- **Source records**:

┌──

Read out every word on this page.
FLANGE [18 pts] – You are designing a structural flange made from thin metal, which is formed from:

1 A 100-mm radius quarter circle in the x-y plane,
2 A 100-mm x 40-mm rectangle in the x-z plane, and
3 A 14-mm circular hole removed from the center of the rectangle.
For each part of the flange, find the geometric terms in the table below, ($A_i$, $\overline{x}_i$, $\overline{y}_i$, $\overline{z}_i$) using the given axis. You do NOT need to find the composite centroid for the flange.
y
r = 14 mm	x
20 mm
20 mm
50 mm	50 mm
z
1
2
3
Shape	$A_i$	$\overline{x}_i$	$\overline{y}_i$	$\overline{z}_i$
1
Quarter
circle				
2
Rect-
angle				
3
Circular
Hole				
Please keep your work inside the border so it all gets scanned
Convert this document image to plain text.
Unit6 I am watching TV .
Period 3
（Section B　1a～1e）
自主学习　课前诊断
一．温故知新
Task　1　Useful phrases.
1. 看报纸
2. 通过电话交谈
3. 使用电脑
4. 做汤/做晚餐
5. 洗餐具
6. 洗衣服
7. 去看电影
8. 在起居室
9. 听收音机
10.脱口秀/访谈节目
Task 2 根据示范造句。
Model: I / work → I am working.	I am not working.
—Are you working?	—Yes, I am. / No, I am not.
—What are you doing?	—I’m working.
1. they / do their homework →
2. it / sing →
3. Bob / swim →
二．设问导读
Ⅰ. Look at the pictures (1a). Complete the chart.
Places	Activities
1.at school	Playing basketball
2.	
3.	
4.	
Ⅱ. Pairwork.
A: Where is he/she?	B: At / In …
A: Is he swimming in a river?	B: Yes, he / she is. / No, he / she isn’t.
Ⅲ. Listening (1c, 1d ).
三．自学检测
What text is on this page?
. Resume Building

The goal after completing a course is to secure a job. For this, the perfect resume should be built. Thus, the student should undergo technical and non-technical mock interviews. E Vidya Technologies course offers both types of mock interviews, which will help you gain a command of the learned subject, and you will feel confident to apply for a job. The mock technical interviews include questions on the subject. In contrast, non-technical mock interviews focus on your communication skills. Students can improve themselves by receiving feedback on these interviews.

└──

- **Task statement**: Of all the lines above, how many contain the word "overline"? Give the number and nothing else.

- **Problem solution**: 2